Material provided

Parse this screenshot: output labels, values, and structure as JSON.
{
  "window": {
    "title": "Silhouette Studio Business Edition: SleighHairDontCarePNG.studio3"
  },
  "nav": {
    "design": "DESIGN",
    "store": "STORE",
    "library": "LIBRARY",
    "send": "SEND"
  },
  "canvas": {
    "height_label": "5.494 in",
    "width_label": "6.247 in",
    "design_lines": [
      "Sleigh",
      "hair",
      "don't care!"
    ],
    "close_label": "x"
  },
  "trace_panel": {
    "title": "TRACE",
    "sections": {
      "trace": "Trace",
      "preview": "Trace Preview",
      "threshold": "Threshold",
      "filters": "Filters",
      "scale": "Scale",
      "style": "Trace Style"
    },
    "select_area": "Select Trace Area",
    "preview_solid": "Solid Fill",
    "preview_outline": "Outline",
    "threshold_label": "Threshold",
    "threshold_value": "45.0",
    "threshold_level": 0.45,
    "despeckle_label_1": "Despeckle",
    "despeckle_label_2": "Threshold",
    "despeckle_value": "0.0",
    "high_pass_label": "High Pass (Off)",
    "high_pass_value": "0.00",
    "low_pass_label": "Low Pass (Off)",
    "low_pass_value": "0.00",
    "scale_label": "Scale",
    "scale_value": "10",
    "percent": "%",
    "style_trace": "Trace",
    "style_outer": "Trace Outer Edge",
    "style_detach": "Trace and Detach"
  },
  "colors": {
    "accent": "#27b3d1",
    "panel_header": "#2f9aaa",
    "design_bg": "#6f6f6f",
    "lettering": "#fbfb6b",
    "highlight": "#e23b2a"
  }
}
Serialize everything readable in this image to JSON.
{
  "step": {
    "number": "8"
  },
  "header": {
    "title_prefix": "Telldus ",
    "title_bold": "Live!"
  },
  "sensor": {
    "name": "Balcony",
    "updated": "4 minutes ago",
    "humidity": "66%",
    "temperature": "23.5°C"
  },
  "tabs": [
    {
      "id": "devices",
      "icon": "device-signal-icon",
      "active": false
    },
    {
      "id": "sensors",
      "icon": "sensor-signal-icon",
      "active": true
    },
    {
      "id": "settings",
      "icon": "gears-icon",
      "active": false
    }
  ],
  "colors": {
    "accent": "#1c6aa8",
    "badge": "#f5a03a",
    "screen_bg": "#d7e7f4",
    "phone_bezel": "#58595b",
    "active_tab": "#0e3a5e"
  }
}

Task statement
Output each record exactly, leaving nothing out.

Solution to this problem
Parse this screenshot: output labels, values, and structure as JSON.
{
  "window": {
    "title": "Silhouette Studio Business Edition: SleighHairDontCarePNG.studio3"
  },
  "nav": {
    "design": "DESIGN",
    "store": "STORE",
    "library": "LIBRARY",
    "send": "SEND"
  },
  "canvas": {
    "height_label": "5.494 in",
    "width_label": "6.247 in",
    "design_lines": [
      "Sleigh",
      "hair",
      "don't care!"
    ],
    "close_label": "x"
  },
  "trace_panel": {
    "title": "TRACE",
    "sections": {
      "trace": "Trace",
      "preview": "Trace Preview",
      "threshold": "Threshold",
      "filters": "Filters",
      "scale": "Scale",
      "style": "Trace Style"
    },
    "select_area": "Select Trace Area",
    "preview_solid": "Solid Fill",
    "preview_outline": "Outline",
    "threshold_label": "Threshold",
    "threshold_value": "45.0",
    "threshold_level": 0.45,
    "despeckle_label_1": "Despeckle",
    "despeckle_label_2": "Threshold",
    "despeckle_value": "0.0",
    "high_pass_label": "High Pass (Off)",
    "high_pass_value": "0.00",
    "low_pass_label": "Low Pass (Off)",
    "low_pass_value": "0.00",
    "scale_label": "Scale",
    "scale_value": "10",
    "percent": "%",
    "style_trace": "Trace",
    "style_outer": "Trace Outer Edge",
    "style_detach": "Trace and Detach"
  },
  "colors": {
    "accent": "#27b3d1",
    "panel_header": "#2f9aaa",
    "design_bg": "#6f6f6f",
    "lettering": "#fbfb6b",
    "highlight": "#e23b2a"
  }
}
Serialize everything readable in this image to JSON.
{
  "step": {
    "number": "8"
  },
  "header": {
    "title_prefix": "Telldus ",
    "title_bold": "Live!"
  },
  "sensor": {
    "name": "Balcony",
    "updated": "4 minutes ago",
    "humidity": "66%",
    "temperature": "23.5°C"
  },
  "tabs": [
    {
      "id": "devices",
      "icon": "device-signal-icon",
      "active": false
    },
    {
      "id": "sensors",
      "icon": "sensor-signal-icon",
      "active": true
    },
    {
      "id": "settings",
      "icon": "gears-icon",
      "active": false
    }
  ],
  "colors": {
    "accent": "#1c6aa8",
    "badge": "#f5a03a",
    "screen_bg": "#d7e7f4",
    "phone_bezel": "#58595b",
    "active_tab": "#0e3a5e"
  }
}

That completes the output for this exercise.